TASK TO COMPLETE: Print the records exactly as they appear, starting at the beginning and continuing through the line that contains "import-icon[interactable]: ⬇: [20, 13, 31, 22]".

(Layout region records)
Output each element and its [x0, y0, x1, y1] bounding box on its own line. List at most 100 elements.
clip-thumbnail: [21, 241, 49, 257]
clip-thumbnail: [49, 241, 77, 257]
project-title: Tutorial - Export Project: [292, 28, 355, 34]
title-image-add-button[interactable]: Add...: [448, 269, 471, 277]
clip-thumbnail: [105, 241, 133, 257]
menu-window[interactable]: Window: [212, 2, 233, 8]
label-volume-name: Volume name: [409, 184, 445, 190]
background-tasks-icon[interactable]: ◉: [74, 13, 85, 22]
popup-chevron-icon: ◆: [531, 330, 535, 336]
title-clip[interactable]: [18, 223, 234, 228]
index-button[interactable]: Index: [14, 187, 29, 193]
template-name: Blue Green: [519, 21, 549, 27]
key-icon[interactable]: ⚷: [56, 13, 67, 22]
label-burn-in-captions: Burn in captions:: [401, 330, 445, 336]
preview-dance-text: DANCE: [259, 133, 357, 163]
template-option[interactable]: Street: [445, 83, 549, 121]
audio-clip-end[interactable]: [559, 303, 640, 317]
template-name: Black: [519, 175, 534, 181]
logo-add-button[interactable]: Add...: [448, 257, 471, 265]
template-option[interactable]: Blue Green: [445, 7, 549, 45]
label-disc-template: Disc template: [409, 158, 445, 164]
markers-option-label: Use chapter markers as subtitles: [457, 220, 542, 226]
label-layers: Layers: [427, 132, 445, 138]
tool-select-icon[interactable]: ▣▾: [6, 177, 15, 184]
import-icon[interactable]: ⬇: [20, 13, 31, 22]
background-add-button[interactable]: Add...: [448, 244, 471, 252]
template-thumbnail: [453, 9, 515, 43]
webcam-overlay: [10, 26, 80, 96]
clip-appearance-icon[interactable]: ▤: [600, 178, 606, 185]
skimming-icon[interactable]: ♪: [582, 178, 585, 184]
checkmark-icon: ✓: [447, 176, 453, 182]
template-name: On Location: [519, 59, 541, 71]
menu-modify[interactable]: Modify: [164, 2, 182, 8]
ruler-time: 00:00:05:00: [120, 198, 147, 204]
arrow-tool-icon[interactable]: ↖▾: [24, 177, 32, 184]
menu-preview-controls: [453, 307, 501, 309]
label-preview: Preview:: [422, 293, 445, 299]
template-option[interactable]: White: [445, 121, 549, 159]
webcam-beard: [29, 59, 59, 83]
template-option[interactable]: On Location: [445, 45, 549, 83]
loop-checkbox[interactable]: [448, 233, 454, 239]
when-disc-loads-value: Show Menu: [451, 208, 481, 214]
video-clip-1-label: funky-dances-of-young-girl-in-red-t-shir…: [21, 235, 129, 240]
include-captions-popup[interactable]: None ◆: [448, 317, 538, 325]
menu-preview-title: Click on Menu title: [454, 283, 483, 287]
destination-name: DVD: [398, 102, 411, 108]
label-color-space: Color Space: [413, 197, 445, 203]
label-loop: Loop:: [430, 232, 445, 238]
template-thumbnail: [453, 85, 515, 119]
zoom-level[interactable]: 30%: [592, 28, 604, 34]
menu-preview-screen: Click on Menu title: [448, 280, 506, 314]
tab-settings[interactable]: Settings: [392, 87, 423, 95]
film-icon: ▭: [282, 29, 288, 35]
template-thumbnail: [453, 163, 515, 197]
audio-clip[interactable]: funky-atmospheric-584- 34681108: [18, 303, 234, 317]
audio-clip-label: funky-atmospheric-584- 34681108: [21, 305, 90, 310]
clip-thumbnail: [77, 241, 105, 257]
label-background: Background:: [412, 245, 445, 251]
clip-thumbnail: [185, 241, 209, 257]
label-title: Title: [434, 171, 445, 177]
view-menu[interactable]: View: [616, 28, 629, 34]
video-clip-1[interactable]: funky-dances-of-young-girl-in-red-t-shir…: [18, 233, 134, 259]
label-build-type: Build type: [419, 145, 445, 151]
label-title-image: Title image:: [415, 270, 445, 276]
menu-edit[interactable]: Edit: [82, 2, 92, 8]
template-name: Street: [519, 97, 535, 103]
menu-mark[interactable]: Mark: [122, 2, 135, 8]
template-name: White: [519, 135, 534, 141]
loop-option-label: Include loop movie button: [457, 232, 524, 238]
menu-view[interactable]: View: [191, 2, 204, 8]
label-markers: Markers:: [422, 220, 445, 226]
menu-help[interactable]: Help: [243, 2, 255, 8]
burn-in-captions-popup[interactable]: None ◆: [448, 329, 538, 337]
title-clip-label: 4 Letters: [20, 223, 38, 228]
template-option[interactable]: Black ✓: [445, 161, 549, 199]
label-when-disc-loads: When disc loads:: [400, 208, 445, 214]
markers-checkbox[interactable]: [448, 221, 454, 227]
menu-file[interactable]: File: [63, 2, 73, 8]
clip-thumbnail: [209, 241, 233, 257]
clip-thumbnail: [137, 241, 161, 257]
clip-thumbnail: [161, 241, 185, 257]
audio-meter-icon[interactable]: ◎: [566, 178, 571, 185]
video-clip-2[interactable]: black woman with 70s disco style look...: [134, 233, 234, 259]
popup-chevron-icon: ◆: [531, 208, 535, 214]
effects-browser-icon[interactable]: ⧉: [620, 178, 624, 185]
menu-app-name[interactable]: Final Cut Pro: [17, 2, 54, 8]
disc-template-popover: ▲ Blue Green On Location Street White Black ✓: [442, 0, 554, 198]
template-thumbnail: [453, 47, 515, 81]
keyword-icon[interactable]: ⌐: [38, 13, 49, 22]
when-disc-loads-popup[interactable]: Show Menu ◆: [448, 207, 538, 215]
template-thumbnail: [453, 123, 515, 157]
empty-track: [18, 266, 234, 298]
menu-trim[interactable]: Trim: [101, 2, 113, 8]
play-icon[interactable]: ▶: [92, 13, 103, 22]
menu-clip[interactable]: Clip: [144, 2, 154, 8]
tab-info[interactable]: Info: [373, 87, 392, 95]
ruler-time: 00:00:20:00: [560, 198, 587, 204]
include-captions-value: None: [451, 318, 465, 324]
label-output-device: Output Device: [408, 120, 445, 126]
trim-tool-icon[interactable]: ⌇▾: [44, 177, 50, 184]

OUTPUT FOR THIS TASK:
Output each element and its [x0, y0, x1, y1] bounding box on its own line. List at most 100 elements.
clip-thumbnail: [21, 241, 49, 257]
clip-thumbnail: [49, 241, 77, 257]
project-title: Tutorial - Export Project: [292, 28, 355, 34]
title-image-add-button[interactable]: Add...: [448, 269, 471, 277]
clip-thumbnail: [105, 241, 133, 257]
menu-window[interactable]: Window: [212, 2, 233, 8]
label-volume-name: Volume name: [409, 184, 445, 190]
background-tasks-icon[interactable]: ◉: [74, 13, 85, 22]
popup-chevron-icon: ◆: [531, 330, 535, 336]
title-clip[interactable]: [18, 223, 234, 228]
index-button[interactable]: Index: [14, 187, 29, 193]
template-name: Blue Green: [519, 21, 549, 27]
key-icon[interactable]: ⚷: [56, 13, 67, 22]
label-burn-in-captions: Burn in captions:: [401, 330, 445, 336]
preview-dance-text: DANCE: [259, 133, 357, 163]
template-option[interactable]: Street: [445, 83, 549, 121]
audio-clip-end[interactable]: [559, 303, 640, 317]
template-name: Black: [519, 175, 534, 181]
logo-add-button[interactable]: Add...: [448, 257, 471, 265]
template-option[interactable]: Blue Green: [445, 7, 549, 45]
label-disc-template: Disc template: [409, 158, 445, 164]
markers-option-label: Use chapter markers as subtitles: [457, 220, 542, 226]
label-layers: Layers: [427, 132, 445, 138]
tool-select-icon[interactable]: ▣▾: [6, 177, 15, 184]
import-icon[interactable]: ⬇: [20, 13, 31, 22]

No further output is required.